Provided data:
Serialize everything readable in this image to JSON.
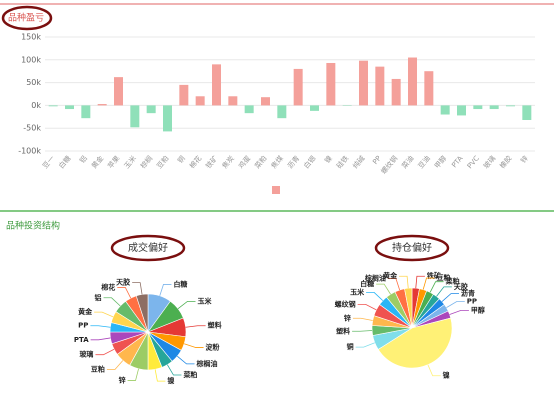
{
  "chart_data": [
    {
      "type": "bar",
      "title": "品种盈亏",
      "categories": [
        "豆一",
        "白糖",
        "铝",
        "黄金",
        "苹果",
        "玉米",
        "棕榈",
        "豆粕",
        "铜",
        "棉花",
        "铁矿",
        "焦炭",
        "鸡蛋",
        "菜粕",
        "焦煤",
        "沥青",
        "白银",
        "镍",
        "硅铁",
        "纯碱",
        "PP",
        "螺纹钢",
        "菜油",
        "豆油",
        "甲醇",
        "PTA",
        "PVC",
        "玻璃",
        "橡胶",
        "锌"
      ],
      "values": [
        -2000,
        -8000,
        -28000,
        3000,
        62000,
        -48000,
        -17000,
        -57000,
        45000,
        20000,
        90000,
        20000,
        -17000,
        18000,
        -28000,
        80000,
        -12000,
        93000,
        -1000,
        98000,
        85000,
        58000,
        105000,
        75000,
        -20000,
        -22000,
        -8000,
        -8000,
        -2000,
        -32000
      ],
      "positive_color": "#f4a09a",
      "negative_color": "#8fe0b9",
      "ylim": [
        -100000,
        150000
      ],
      "yticks": [
        {
          "value": -100000,
          "label": "-100k"
        },
        {
          "value": -50000,
          "label": "-50k"
        },
        {
          "value": 0,
          "label": "0k"
        },
        {
          "value": 50000,
          "label": "50k"
        },
        {
          "value": 100000,
          "label": "100k"
        },
        {
          "value": 150000,
          "label": "150k"
        }
      ],
      "grid": true
    },
    {
      "type": "pie",
      "title": "成交偏好",
      "categories": [
        "白糖",
        "玉米",
        "塑料",
        "淀粉",
        "棕榈油",
        "菜粕",
        "镍",
        "锌",
        "豆粕",
        "玻璃",
        "PTA",
        "PP",
        "黄金",
        "铝",
        "棉花",
        "天胶"
      ],
      "values": [
        10,
        9,
        8,
        6,
        6,
        5,
        6,
        8,
        7,
        5,
        5,
        4,
        5,
        6,
        5,
        5
      ],
      "colors": [
        "#7cb5ec",
        "#4caf50",
        "#e53935",
        "#ff9800",
        "#1e88e5",
        "#26a69a",
        "#ffeb3b",
        "#9ccc65",
        "#ffb74d",
        "#ef5350",
        "#ab47bc",
        "#29b6f6",
        "#ffd54f",
        "#66bb6a",
        "#ff7043",
        "#8d6e63"
      ]
    },
    {
      "type": "pie",
      "title": "持仓偏好",
      "categories": [
        "铁矿",
        "豆粕",
        "菜粕",
        "天胶",
        "沥青",
        "PP",
        "甲醇",
        "镍",
        "铜",
        "塑料",
        "锌",
        "螺纹钢",
        "玉米",
        "白糖",
        "棕榈油",
        "黄金"
      ],
      "values": [
        3,
        3,
        3,
        3,
        3,
        3,
        3,
        45,
        6,
        4,
        4,
        5,
        4,
        4,
        4,
        3
      ],
      "colors": [
        "#e53935",
        "#ff9800",
        "#4caf50",
        "#26a69a",
        "#1e88e5",
        "#7cb5ec",
        "#ab47bc",
        "#fff176",
        "#80deea",
        "#66bb6a",
        "#ffb74d",
        "#ef5350",
        "#29b6f6",
        "#9ccc65",
        "#ff7043",
        "#ffd54f"
      ]
    }
  ],
  "section_title": "品种投资结构"
}
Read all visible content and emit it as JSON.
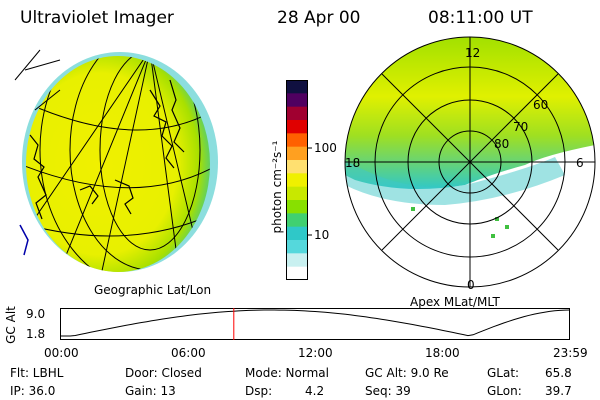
{
  "header": {
    "title": "Ultraviolet Imager",
    "date": "28 Apr 00",
    "time": "08:11:00 UT"
  },
  "colorbar": {
    "unit_label": "photon cm⁻²s⁻¹",
    "ticks": [
      "100",
      "10"
    ],
    "scale": "log",
    "colors": [
      "#fefefe",
      "#c8f0f0",
      "#55d8dc",
      "#2fc8c8",
      "#40d070",
      "#88e000",
      "#c8e800",
      "#f0f000",
      "#ffe070",
      "#ffa020",
      "#ff6000",
      "#e00000",
      "#a00030",
      "#500060",
      "#101040"
    ]
  },
  "left_panel": {
    "caption": "Geographic Lat/Lon"
  },
  "right_panel": {
    "caption": "Apex MLat/MLT",
    "lat_labels": [
      "60",
      "70",
      "80"
    ],
    "mlt_labels": {
      "top": "12",
      "left": "18",
      "right": "6",
      "bottom": "0"
    }
  },
  "altitude_plot": {
    "axis_label": "GC Alt",
    "y_ticks": [
      "9.0",
      "1.8"
    ],
    "x_ticks": [
      "00:00",
      "06:00",
      "12:00",
      "18:00",
      "23:59"
    ],
    "marker_time_hours": 8.18,
    "curve_color": "#000000",
    "marker_color": "#ff0000"
  },
  "info": {
    "filter": "Flt: LBHL",
    "ip": "IP: 36.0",
    "door": "Door: Closed",
    "gain": "Gain: 13",
    "mode": "Mode: Normal",
    "dsp_label": "Dsp:",
    "dsp_value": "4.2",
    "gc_alt": "GC Alt: 9.0 Re",
    "seq": "Seq: 39",
    "glat_label": "GLat:",
    "glat_value": "65.8",
    "glon_label": "GLon:",
    "glon_value": "39.7"
  }
}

Instruction: Leave out the pictures and restate everything else word for word.

Output of the exercise:
Serialize everything readable in this image to JSON.
{
  "chart_data": [
    {
      "type": "bar",
      "title": "品种盈亏",
      "categories": [
        "豆一",
        "白糖",
        "铝",
        "黄金",
        "苹果",
        "玉米",
        "棕榈",
        "豆粕",
        "铜",
        "棉花",
        "铁矿",
        "焦炭",
        "鸡蛋",
        "菜粕",
        "焦煤",
        "沥青",
        "白银",
        "镍",
        "硅铁",
        "纯碱",
        "PP",
        "螺纹钢",
        "菜油",
        "豆油",
        "甲醇",
        "PTA",
        "PVC",
        "玻璃",
        "橡胶",
        "锌"
      ],
      "values": [
        -2000,
        -8000,
        -28000,
        3000,
        62000,
        -48000,
        -17000,
        -57000,
        45000,
        20000,
        90000,
        20000,
        -17000,
        18000,
        -28000,
        80000,
        -12000,
        93000,
        -1000,
        98000,
        85000,
        58000,
        105000,
        75000,
        -20000,
        -22000,
        -8000,
        -8000,
        -2000,
        -32000
      ],
      "positive_color": "#f4a09a",
      "negative_color": "#8fe0b9",
      "ylim": [
        -100000,
        150000
      ],
      "yticks": [
        {
          "value": -100000,
          "label": "-100k"
        },
        {
          "value": -50000,
          "label": "-50k"
        },
        {
          "value": 0,
          "label": "0k"
        },
        {
          "value": 50000,
          "label": "50k"
        },
        {
          "value": 100000,
          "label": "100k"
        },
        {
          "value": 150000,
          "label": "150k"
        }
      ],
      "grid": true
    },
    {
      "type": "pie",
      "title": "成交偏好",
      "categories": [
        "白糖",
        "玉米",
        "塑料",
        "淀粉",
        "棕榈油",
        "菜粕",
        "镍",
        "锌",
        "豆粕",
        "玻璃",
        "PTA",
        "PP",
        "黄金",
        "铝",
        "棉花",
        "天胶"
      ],
      "values": [
        10,
        9,
        8,
        6,
        6,
        5,
        6,
        8,
        7,
        5,
        5,
        4,
        5,
        6,
        5,
        5
      ],
      "colors": [
        "#7cb5ec",
        "#4caf50",
        "#e53935",
        "#ff9800",
        "#1e88e5",
        "#26a69a",
        "#ffeb3b",
        "#9ccc65",
        "#ffb74d",
        "#ef5350",
        "#ab47bc",
        "#29b6f6",
        "#ffd54f",
        "#66bb6a",
        "#ff7043",
        "#8d6e63"
      ]
    },
    {
      "type": "pie",
      "title": "持仓偏好",
      "categories": [
        "铁矿",
        "豆粕",
        "菜粕",
        "天胶",
        "沥青",
        "PP",
        "甲醇",
        "镍",
        "铜",
        "塑料",
        "锌",
        "螺纹钢",
        "玉米",
        "白糖",
        "棕榈油",
        "黄金"
      ],
      "values": [
        3,
        3,
        3,
        3,
        3,
        3,
        3,
        45,
        6,
        4,
        4,
        5,
        4,
        4,
        4,
        3
      ],
      "colors": [
        "#e53935",
        "#ff9800",
        "#4caf50",
        "#26a69a",
        "#1e88e5",
        "#7cb5ec",
        "#ab47bc",
        "#fff176",
        "#80deea",
        "#66bb6a",
        "#ffb74d",
        "#ef5350",
        "#29b6f6",
        "#9ccc65",
        "#ff7043",
        "#ffd54f"
      ]
    }
  ],
  "section_title": "品种投资结构"
}
Read all visible content and emit it as JSON.
{
  "header": {
    "title": "Ultraviolet Imager",
    "date": "28 Apr 00",
    "time": "08:11:00 UT"
  },
  "colorbar": {
    "unit_label": "photon cm⁻²s⁻¹",
    "ticks": [
      "100",
      "10"
    ],
    "scale": "log",
    "colors": [
      "#fefefe",
      "#c8f0f0",
      "#55d8dc",
      "#2fc8c8",
      "#40d070",
      "#88e000",
      "#c8e800",
      "#f0f000",
      "#ffe070",
      "#ffa020",
      "#ff6000",
      "#e00000",
      "#a00030",
      "#500060",
      "#101040"
    ]
  },
  "left_panel": {
    "caption": "Geographic Lat/Lon"
  },
  "right_panel": {
    "caption": "Apex MLat/MLT",
    "lat_labels": [
      "60",
      "70",
      "80"
    ],
    "mlt_labels": {
      "top": "12",
      "left": "18",
      "right": "6",
      "bottom": "0"
    }
  },
  "altitude_plot": {
    "axis_label": "GC Alt",
    "y_ticks": [
      "9.0",
      "1.8"
    ],
    "x_ticks": [
      "00:00",
      "06:00",
      "12:00",
      "18:00",
      "23:59"
    ],
    "marker_time_hours": 8.18,
    "curve_color": "#000000",
    "marker_color": "#ff0000"
  },
  "info": {
    "filter": "Flt: LBHL",
    "ip": "IP: 36.0",
    "door": "Door: Closed",
    "gain": "Gain: 13",
    "mode": "Mode: Normal",
    "dsp_label": "Dsp:",
    "dsp_value": "4.2",
    "gc_alt": "GC Alt: 9.0 Re",
    "seq": "Seq: 39",
    "glat_label": "GLat:",
    "glat_value": "65.8",
    "glon_label": "GLon:",
    "glon_value": "39.7"
  }
}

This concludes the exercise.